What to produce
Show each line in the records that contains the string "经营现金流". Case counts.

Labeled box records
● ● ● ● ●
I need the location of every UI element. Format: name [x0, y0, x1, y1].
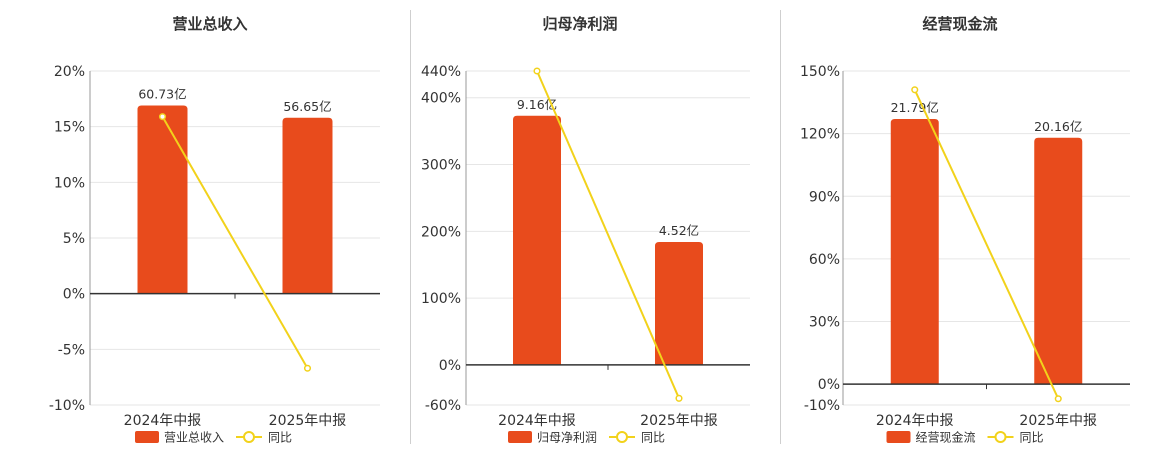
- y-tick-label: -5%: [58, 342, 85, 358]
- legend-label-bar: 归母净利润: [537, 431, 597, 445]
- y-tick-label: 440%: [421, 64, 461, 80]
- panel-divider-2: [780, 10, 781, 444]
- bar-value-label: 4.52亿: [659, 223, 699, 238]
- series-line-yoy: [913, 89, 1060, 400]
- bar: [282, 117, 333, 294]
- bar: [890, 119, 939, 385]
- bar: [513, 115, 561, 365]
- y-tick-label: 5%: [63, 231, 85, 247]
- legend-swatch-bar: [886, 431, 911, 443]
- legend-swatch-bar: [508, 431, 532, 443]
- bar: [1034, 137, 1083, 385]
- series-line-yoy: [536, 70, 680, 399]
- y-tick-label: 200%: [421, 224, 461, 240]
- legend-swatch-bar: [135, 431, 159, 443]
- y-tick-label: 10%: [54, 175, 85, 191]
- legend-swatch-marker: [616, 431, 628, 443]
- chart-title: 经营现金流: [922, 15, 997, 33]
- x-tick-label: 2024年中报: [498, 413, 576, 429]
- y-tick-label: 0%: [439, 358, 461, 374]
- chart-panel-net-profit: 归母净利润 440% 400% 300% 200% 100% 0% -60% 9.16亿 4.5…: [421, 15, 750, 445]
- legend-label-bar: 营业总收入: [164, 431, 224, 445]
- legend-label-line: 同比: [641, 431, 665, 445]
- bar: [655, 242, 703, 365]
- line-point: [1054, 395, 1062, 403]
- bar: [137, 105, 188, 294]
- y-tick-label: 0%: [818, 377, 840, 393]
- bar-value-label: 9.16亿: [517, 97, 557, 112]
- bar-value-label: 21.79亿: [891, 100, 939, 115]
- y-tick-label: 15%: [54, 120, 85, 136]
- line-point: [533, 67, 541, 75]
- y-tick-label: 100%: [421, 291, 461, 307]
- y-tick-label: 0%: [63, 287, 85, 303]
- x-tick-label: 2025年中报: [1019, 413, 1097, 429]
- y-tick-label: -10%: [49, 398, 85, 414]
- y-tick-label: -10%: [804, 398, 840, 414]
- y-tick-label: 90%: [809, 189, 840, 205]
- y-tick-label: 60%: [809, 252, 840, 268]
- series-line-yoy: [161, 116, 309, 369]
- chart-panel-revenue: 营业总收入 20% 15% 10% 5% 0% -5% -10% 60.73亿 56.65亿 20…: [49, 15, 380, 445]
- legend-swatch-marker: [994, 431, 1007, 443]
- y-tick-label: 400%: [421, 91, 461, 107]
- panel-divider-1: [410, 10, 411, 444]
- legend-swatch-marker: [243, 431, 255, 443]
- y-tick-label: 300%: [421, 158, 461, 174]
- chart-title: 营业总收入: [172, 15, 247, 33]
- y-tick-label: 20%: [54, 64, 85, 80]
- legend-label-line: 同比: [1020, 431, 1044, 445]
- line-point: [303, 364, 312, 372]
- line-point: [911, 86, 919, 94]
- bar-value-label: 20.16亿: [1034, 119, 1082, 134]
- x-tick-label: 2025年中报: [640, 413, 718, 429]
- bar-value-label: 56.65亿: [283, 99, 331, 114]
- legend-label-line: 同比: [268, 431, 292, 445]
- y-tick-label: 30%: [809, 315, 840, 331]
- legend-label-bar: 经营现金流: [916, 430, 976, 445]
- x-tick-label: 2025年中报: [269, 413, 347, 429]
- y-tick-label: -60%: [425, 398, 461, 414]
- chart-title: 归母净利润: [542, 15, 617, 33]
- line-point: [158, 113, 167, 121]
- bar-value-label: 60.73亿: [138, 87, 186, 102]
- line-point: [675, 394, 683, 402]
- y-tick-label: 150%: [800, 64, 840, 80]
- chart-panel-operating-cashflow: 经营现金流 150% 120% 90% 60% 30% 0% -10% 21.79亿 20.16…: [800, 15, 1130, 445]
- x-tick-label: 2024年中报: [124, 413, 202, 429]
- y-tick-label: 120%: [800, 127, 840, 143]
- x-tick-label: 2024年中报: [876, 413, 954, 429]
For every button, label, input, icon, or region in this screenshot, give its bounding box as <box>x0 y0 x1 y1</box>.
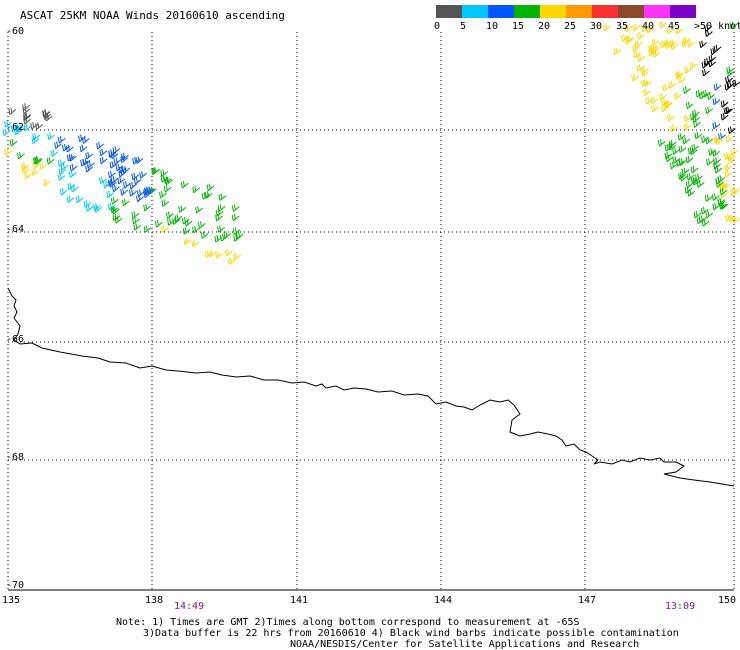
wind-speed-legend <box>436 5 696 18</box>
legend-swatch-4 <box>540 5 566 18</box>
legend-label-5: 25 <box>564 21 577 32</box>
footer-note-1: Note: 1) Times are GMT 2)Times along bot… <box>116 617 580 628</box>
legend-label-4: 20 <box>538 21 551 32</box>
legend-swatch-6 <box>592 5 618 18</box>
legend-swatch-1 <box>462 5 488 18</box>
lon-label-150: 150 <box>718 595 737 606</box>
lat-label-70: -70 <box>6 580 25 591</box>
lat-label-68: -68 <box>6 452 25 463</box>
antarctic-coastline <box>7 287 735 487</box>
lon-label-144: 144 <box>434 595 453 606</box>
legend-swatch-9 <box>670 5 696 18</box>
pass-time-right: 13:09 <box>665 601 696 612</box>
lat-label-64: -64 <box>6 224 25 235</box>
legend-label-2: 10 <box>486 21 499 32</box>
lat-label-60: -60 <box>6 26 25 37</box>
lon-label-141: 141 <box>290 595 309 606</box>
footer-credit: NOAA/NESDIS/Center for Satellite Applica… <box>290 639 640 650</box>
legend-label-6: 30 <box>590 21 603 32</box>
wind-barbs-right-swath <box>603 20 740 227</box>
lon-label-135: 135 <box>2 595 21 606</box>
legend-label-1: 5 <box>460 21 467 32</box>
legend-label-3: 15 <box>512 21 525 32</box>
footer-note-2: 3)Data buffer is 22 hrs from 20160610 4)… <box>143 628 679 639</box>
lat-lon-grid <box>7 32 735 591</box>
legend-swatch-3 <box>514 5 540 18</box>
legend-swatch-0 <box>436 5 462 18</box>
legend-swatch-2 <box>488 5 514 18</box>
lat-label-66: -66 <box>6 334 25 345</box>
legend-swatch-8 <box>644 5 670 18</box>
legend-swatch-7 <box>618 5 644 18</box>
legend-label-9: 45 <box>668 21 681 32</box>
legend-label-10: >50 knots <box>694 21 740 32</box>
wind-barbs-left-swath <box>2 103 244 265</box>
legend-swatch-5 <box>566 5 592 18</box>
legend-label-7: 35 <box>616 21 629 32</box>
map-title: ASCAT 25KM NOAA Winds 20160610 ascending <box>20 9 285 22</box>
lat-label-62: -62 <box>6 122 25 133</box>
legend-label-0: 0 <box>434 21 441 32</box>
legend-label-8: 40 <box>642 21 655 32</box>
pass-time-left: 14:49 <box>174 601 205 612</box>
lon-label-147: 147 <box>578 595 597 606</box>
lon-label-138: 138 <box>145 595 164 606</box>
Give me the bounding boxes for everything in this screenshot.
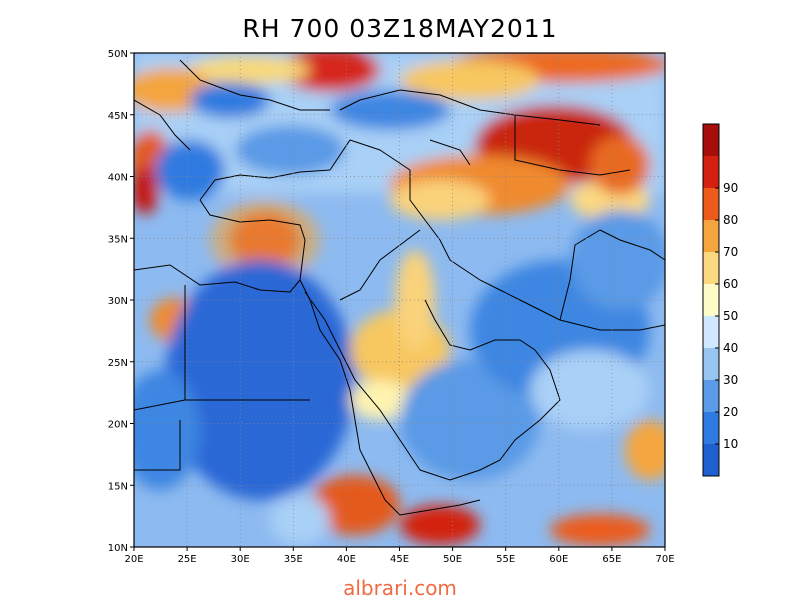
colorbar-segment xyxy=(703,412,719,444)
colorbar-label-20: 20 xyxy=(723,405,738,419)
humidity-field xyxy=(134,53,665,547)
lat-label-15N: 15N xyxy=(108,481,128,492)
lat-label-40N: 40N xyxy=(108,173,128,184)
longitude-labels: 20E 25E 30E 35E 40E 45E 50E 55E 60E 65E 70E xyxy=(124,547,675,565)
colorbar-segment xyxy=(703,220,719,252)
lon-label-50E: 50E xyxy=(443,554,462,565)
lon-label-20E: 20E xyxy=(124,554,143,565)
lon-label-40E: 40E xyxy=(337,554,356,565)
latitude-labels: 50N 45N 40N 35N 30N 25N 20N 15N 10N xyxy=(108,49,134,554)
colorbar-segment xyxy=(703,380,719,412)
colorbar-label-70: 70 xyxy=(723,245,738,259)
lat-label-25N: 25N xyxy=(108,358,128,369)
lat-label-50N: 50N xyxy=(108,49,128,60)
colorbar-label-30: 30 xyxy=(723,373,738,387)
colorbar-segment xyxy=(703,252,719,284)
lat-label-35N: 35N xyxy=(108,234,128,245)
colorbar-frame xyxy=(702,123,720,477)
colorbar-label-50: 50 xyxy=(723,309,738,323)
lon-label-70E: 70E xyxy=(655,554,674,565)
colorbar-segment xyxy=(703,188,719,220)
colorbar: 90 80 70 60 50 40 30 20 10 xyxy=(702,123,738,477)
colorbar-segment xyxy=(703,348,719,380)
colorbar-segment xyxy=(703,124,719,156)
● ● ● ● ●
In response
- chart-title: 经营现金流: [922, 15, 997, 33]
- legend-label-bar: 经营现金流: [916, 430, 976, 445]
- chart-panel-operating-cashflow: 经营现金流 150% 120% 90% 60% 30% 0% -10% 21.79亿 20.16…: [800, 15, 1130, 445]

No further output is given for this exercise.